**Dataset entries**
▼▼▼

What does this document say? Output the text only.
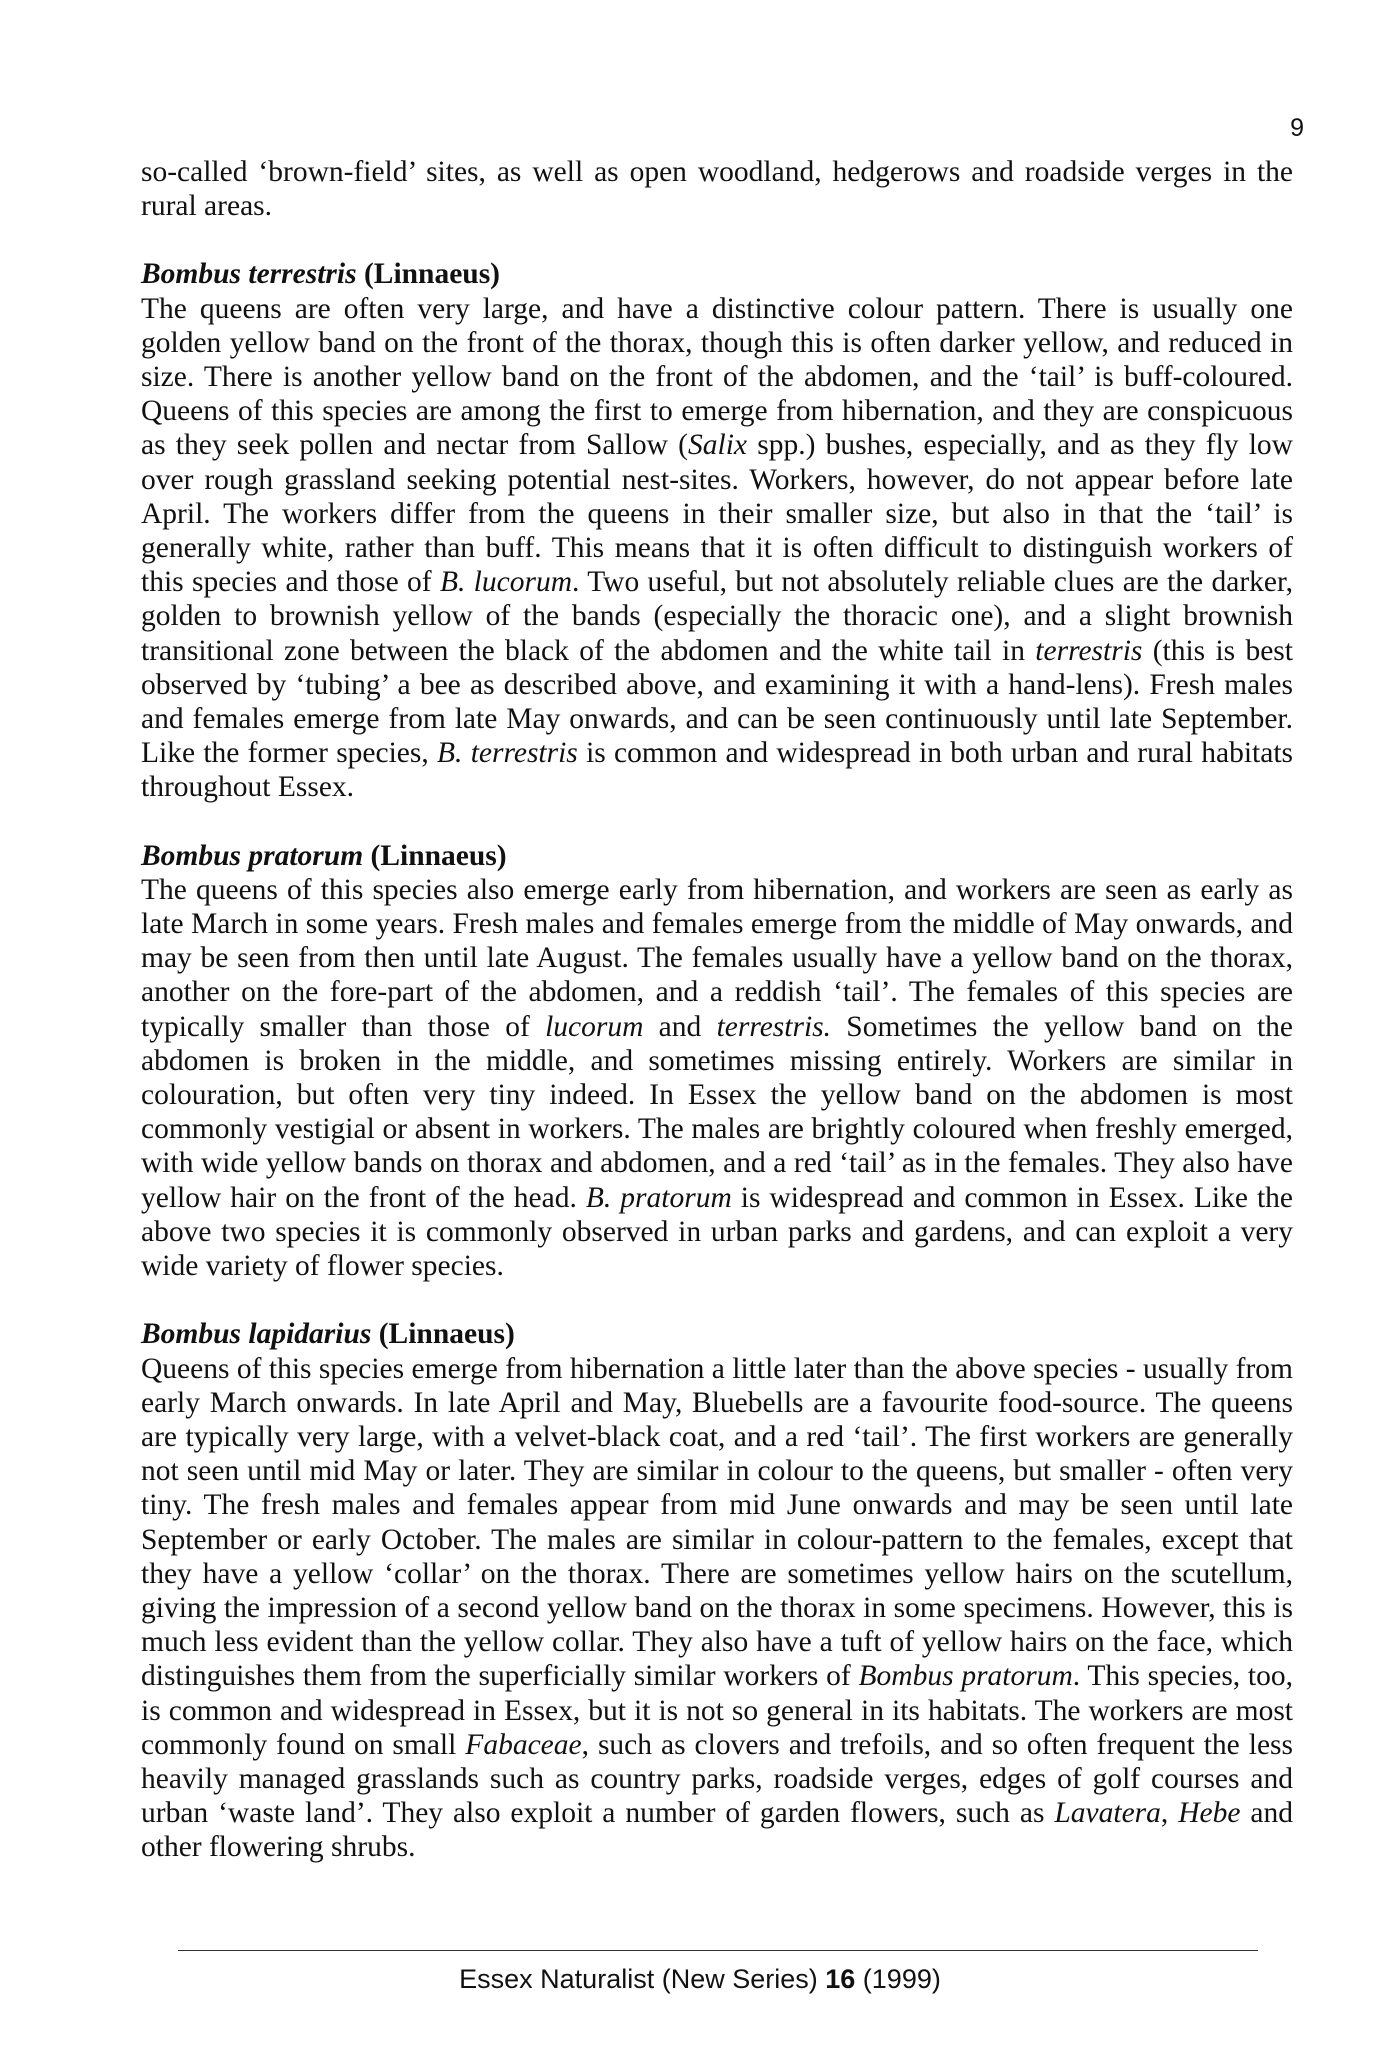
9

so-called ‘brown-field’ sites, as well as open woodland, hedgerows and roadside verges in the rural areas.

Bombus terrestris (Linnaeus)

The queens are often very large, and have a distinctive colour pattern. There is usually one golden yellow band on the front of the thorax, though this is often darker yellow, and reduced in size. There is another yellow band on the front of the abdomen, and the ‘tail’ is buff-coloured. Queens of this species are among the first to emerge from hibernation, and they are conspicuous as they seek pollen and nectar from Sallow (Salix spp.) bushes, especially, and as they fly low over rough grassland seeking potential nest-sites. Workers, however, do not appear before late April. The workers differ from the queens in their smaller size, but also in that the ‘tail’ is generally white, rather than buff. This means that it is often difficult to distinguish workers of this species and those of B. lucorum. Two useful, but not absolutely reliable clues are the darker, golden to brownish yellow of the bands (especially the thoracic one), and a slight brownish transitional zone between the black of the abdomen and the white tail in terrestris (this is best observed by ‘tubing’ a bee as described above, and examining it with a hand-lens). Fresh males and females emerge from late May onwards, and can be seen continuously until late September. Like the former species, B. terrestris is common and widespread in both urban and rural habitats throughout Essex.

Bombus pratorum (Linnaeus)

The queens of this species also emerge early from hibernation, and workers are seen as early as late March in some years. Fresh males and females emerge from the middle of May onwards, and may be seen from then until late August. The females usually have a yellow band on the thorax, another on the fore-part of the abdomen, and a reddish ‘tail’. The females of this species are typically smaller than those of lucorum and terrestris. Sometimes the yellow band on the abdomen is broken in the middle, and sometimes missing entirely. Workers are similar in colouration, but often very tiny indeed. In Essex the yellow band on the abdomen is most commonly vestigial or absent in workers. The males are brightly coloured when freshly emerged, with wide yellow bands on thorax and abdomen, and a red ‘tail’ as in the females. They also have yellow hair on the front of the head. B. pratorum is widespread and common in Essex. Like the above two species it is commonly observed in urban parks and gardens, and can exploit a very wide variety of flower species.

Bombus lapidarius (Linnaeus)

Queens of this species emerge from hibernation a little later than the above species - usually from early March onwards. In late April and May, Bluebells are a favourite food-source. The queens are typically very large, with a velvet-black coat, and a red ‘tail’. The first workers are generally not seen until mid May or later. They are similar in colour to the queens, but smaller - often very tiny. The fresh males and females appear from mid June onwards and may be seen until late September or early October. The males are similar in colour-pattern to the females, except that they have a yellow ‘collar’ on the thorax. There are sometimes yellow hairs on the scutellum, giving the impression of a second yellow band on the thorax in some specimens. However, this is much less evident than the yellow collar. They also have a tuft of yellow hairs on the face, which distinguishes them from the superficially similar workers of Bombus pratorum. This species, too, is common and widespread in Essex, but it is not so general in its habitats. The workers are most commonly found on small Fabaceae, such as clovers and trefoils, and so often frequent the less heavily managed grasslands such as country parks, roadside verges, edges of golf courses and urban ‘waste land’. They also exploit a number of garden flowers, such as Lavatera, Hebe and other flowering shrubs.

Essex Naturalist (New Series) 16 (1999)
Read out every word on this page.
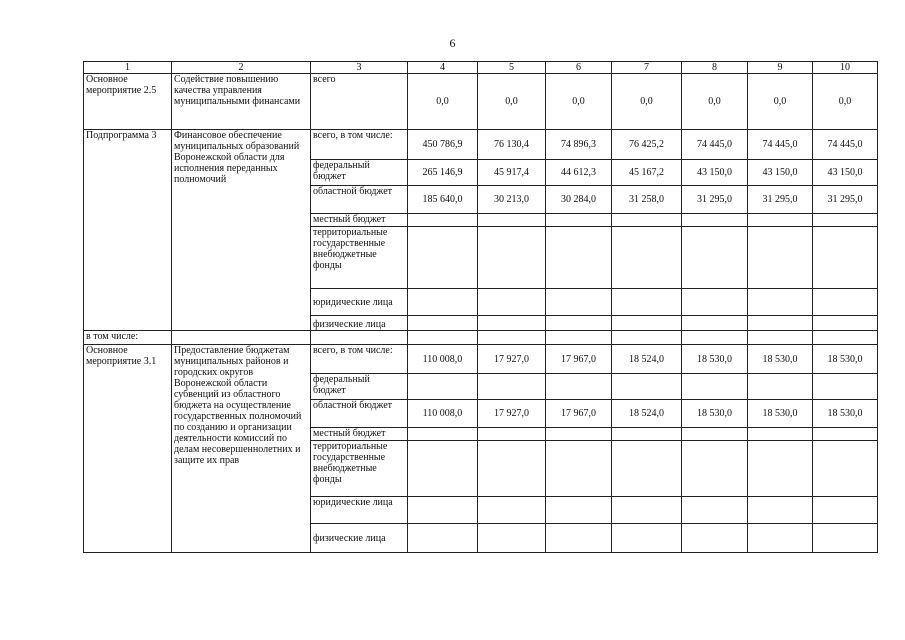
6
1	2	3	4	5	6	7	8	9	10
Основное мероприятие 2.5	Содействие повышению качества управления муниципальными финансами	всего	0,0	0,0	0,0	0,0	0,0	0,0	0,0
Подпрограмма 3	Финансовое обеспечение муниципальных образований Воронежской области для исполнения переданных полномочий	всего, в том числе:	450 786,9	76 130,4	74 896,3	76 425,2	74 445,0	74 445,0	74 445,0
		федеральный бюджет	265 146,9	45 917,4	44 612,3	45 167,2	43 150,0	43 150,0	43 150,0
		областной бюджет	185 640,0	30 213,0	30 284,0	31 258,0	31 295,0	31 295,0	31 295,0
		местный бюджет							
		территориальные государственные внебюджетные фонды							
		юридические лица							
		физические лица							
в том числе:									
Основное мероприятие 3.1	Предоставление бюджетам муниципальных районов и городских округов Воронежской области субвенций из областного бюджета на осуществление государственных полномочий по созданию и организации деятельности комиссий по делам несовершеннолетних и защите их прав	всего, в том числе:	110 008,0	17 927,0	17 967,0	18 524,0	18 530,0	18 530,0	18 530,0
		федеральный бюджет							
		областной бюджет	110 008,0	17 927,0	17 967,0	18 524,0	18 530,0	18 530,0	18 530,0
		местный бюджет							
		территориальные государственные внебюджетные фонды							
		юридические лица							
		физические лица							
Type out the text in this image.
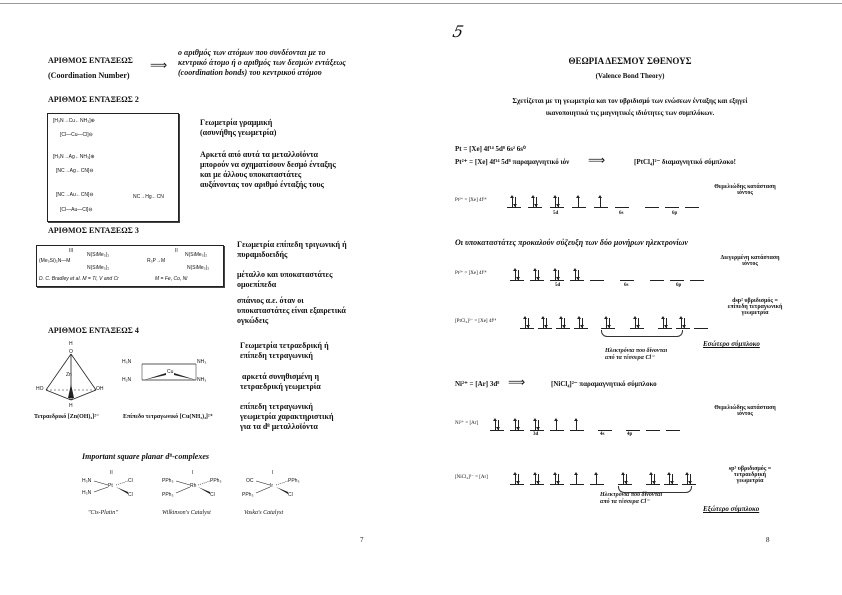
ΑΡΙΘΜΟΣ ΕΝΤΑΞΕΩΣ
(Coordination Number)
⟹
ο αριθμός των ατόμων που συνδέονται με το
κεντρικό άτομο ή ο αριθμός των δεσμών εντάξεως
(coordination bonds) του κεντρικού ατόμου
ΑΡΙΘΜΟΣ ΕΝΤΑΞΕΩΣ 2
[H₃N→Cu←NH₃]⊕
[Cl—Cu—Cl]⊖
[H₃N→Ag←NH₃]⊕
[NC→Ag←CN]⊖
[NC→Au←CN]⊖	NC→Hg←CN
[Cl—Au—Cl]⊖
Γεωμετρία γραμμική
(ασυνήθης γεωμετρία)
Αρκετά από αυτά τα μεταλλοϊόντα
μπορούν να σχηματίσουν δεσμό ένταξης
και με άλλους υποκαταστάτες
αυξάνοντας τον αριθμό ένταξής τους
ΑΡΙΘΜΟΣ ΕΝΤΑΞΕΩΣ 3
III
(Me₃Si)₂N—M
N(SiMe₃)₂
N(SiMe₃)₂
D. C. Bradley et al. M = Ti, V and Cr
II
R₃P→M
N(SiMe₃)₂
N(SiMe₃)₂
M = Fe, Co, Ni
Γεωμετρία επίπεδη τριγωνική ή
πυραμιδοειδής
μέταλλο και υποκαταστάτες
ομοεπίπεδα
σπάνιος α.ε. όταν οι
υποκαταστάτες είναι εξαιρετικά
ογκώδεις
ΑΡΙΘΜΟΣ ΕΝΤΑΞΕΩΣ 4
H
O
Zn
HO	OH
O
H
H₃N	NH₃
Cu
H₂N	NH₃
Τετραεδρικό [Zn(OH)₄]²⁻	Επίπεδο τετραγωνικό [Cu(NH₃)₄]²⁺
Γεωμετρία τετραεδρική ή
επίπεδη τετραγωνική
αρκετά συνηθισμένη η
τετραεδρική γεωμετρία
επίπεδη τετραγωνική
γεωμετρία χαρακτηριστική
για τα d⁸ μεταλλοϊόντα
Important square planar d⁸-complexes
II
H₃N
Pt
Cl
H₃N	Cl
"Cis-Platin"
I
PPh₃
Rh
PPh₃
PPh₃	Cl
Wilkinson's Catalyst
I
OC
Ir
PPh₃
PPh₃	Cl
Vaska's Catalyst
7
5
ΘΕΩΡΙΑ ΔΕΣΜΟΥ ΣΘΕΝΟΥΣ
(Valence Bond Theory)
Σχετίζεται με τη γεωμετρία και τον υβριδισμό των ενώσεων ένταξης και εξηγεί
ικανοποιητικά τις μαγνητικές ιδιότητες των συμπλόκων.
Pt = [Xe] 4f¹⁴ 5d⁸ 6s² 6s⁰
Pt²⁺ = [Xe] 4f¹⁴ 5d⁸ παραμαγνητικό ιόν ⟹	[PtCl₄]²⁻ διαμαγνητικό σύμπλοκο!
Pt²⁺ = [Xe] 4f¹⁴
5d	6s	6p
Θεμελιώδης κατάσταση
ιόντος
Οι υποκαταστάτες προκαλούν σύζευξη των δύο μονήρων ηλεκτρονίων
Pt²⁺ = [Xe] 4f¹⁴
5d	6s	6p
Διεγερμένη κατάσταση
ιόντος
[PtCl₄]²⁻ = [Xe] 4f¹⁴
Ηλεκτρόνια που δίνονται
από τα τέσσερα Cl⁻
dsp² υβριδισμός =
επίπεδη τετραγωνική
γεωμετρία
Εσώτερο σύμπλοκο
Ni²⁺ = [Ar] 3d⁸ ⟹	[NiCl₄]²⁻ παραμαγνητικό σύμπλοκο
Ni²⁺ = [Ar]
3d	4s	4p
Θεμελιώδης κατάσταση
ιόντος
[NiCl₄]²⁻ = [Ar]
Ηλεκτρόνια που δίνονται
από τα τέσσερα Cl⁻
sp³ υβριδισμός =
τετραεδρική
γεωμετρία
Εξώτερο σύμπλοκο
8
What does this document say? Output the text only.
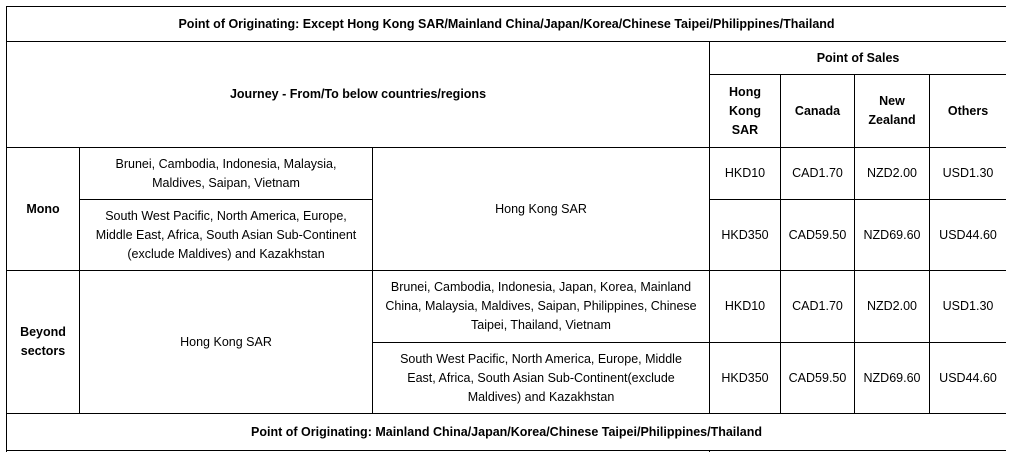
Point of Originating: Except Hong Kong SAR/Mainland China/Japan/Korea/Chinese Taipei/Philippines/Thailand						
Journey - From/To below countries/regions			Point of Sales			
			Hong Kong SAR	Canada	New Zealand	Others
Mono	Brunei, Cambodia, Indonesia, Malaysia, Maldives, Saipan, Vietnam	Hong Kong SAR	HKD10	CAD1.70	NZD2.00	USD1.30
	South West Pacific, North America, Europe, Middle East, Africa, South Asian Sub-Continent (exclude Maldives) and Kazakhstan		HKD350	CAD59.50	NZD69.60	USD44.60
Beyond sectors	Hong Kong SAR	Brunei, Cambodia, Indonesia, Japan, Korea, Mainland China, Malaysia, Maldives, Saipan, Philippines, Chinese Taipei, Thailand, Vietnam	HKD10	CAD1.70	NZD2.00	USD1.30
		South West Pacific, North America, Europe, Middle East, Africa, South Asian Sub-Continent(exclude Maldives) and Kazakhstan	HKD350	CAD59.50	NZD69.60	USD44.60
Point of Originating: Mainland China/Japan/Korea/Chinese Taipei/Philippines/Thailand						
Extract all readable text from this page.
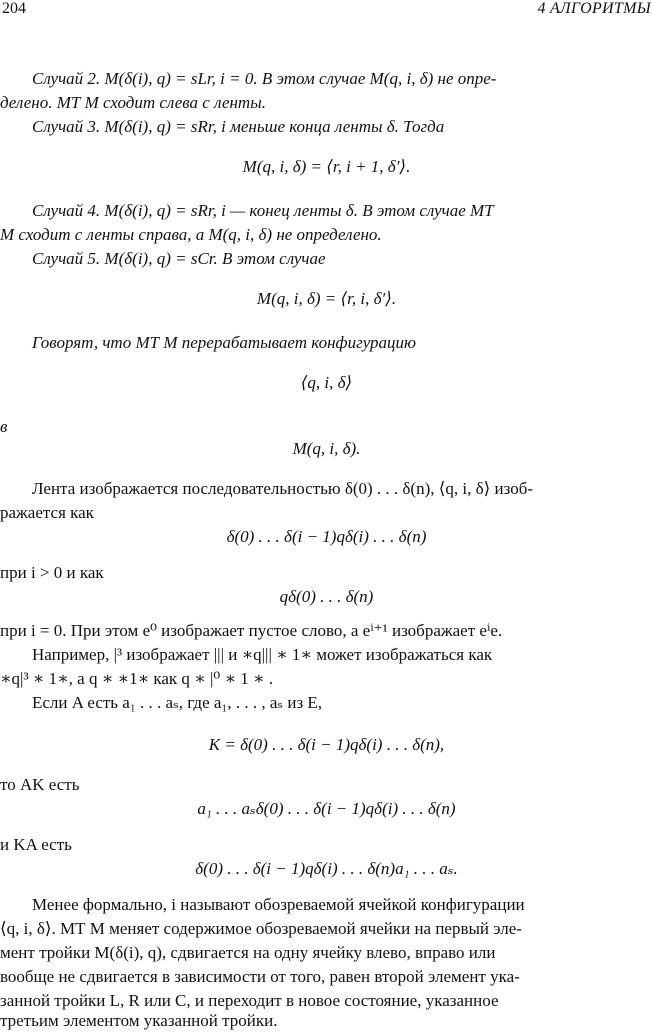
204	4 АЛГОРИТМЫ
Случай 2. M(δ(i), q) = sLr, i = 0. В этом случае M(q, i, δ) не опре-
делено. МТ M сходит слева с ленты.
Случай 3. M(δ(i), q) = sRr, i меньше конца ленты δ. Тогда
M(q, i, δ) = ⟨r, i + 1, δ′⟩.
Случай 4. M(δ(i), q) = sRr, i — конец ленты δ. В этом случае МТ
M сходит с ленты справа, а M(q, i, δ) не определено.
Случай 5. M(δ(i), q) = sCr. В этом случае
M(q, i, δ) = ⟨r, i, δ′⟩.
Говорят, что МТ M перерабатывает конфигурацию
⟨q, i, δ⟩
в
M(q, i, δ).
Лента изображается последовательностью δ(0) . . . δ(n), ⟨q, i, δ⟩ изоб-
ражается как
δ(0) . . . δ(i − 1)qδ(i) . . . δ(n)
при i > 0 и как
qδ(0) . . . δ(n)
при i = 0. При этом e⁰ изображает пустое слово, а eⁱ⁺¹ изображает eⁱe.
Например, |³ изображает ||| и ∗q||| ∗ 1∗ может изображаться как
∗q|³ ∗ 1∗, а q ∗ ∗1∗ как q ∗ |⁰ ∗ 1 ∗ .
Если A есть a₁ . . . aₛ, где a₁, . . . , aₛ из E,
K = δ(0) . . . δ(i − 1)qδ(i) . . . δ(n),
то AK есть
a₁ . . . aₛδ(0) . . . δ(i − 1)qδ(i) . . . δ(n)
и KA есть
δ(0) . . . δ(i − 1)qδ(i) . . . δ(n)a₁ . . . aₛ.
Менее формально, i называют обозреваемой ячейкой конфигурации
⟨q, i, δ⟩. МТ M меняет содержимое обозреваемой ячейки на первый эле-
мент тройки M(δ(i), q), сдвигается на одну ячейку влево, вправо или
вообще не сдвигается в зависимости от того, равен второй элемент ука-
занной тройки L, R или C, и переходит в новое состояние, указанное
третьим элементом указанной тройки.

▲▲▲

**WHAT THE TASK REQUIRES**
Extract, from the material above, each line holding the word "мероприятие".

**TASK SOLUTION**
Основное мероприятие 2.5	Содействие повышению качества управления муниципальными финансами	всего	0,0	0,0	0,0	0,0	0,0	0,0	0,0
Основное мероприятие 3.1	Предоставление бюджетам муниципальных районов и городских округов Воронежской области субвенций из областного бюджета на осуществление государственных полномочий по созданию и организации деятельности комиссий по делам несовершеннолетних и защите их прав	всего, в том числе:	110 008,0	17 927,0	17 967,0	18 524,0	18 530,0	18 530,0	18 530,0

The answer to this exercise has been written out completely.